- **Task brief**
List all lines of the data that include the string "hourly".

- **Supplied records**
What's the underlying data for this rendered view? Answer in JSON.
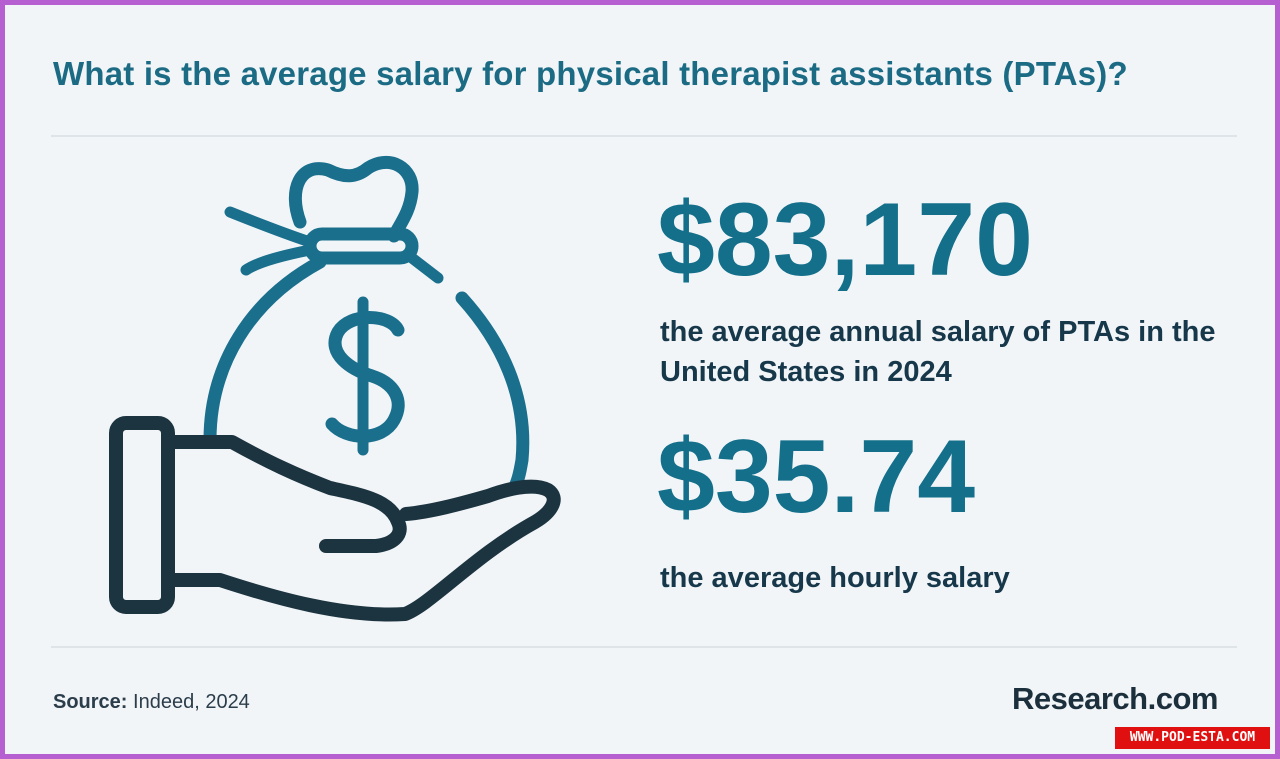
{
  "title": "What is the average salary for physical therapist assistants (PTAs)?",
  "icon": "money-bag-in-hand",
  "annual": {
    "value": "$83,170",
    "description": "the average annual salary of PTAs in the United States in 2024"
  },
  "hourly": {
    "value": "$35.74",
    "description": "the average hourly salary"
  },
  "source": {
    "label": "Source:",
    "text": "Indeed, 2024"
  },
  "brand": "Research.com",
  "watermark": "WWW.POD-ESTA.COM",
  "colors": {
    "accent": "#136f8a",
    "icon_teal": "#1a6f8d",
    "icon_dark": "#1c3440",
    "frame": "#b65fd1",
    "background": "#f2f5f8"
  }
}
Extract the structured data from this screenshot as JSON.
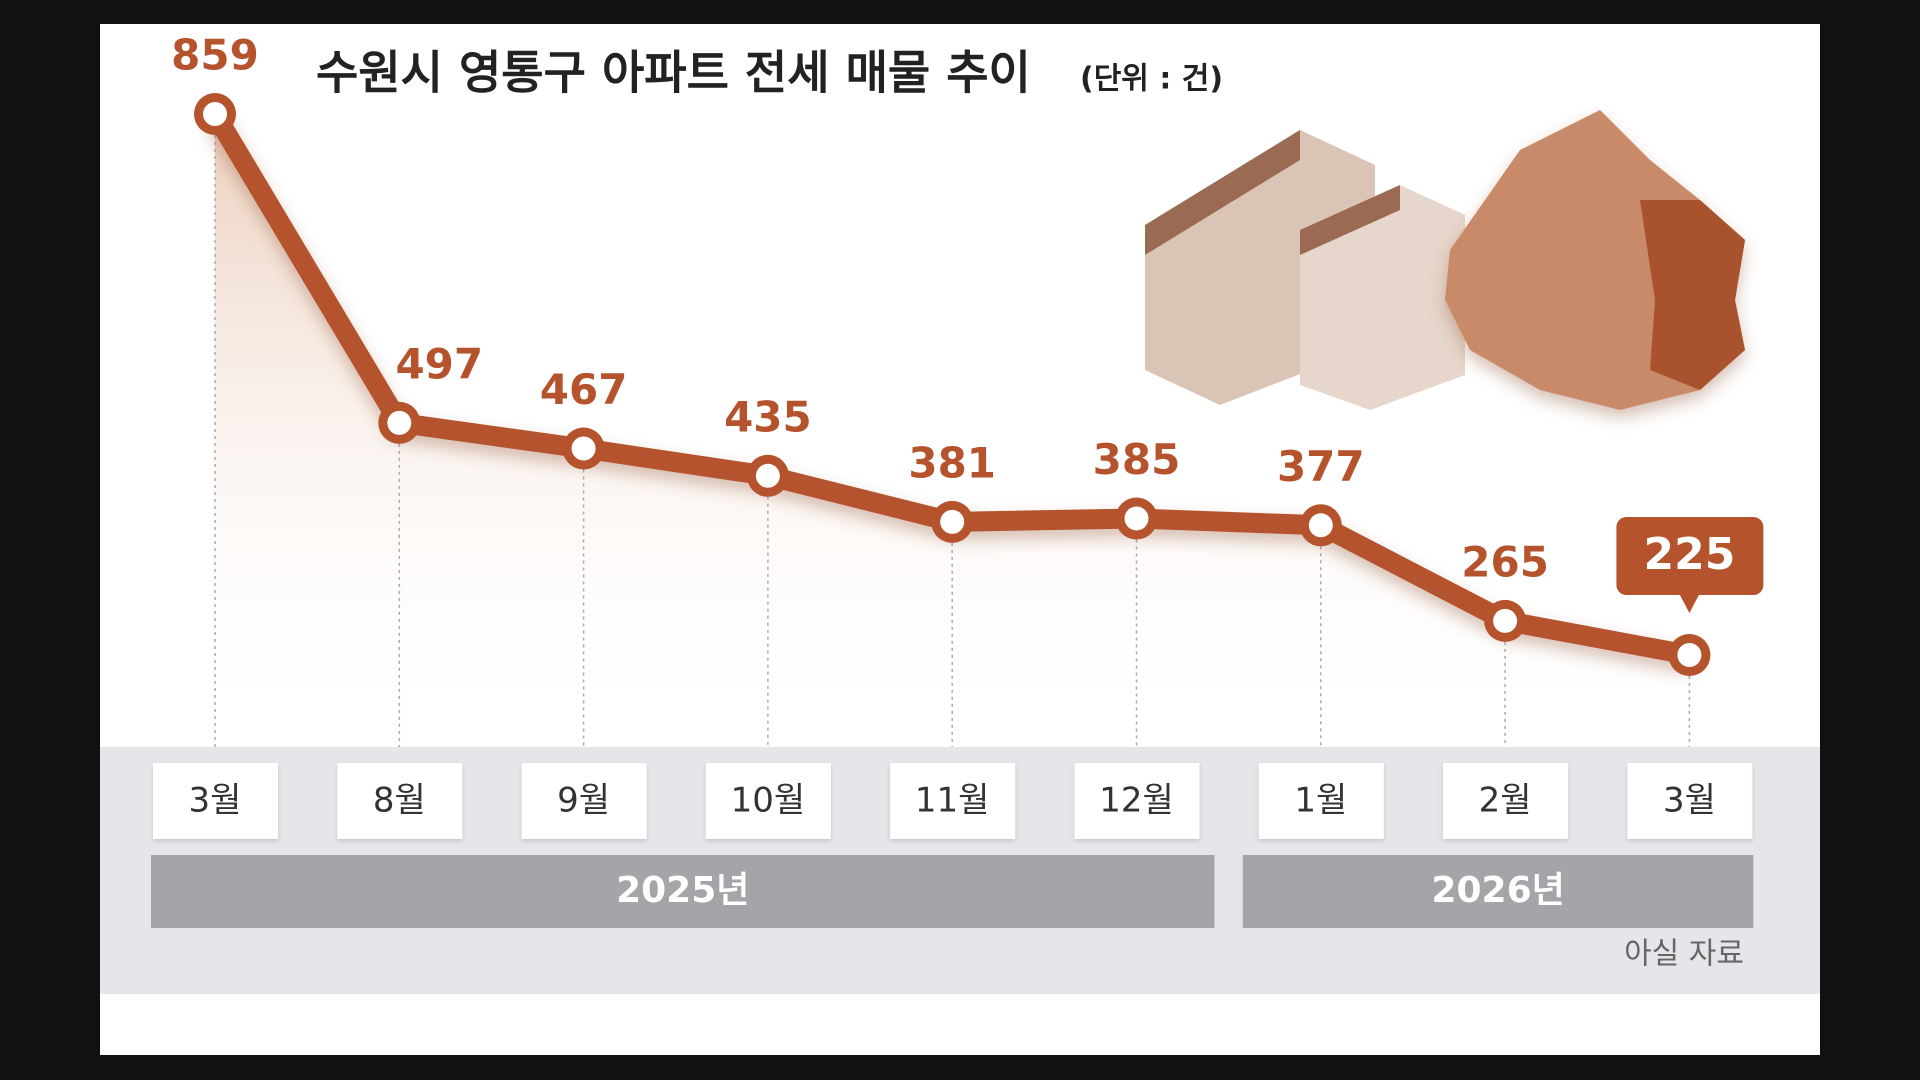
{
  "chart_data": {
    "type": "line",
    "title": "수원시 영통구 아파트 전세 매물 추이",
    "unit": "(단위 : 건)",
    "groups": [
      {
        "label": "2025년",
        "categories": [
          "3월",
          "8월",
          "9월",
          "10월",
          "11월",
          "12월"
        ]
      },
      {
        "label": "2026년",
        "categories": [
          "1월",
          "2월",
          "3월"
        ]
      }
    ],
    "values": [
      859,
      497,
      467,
      435,
      381,
      385,
      377,
      265,
      225
    ],
    "color": "#b5532d",
    "source": "아실 자료"
  }
}
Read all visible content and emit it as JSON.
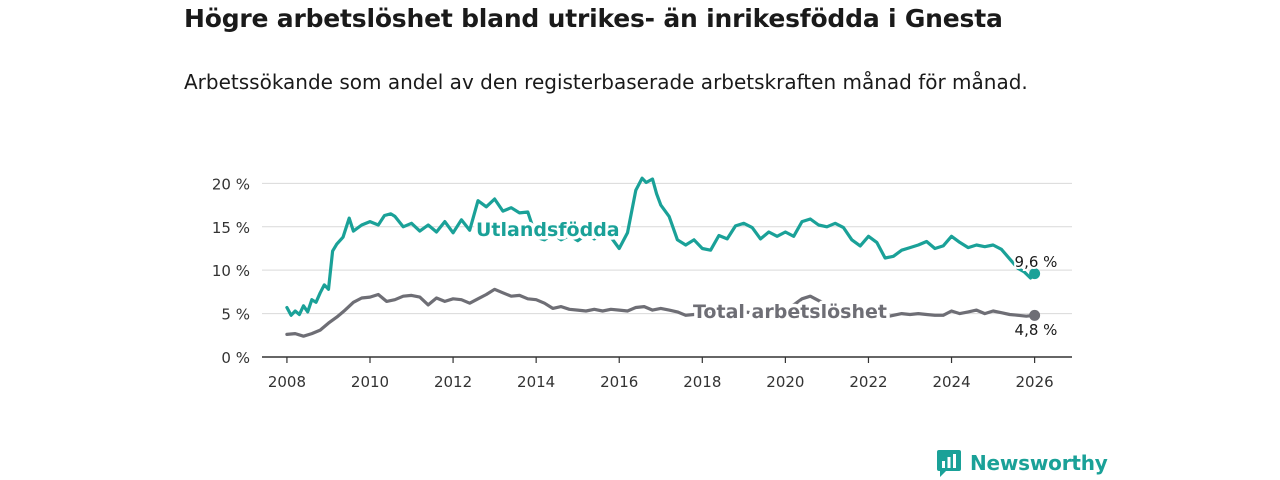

- **Solution to this exercise**
  "hourly": {
    "description": "the average hourly salary"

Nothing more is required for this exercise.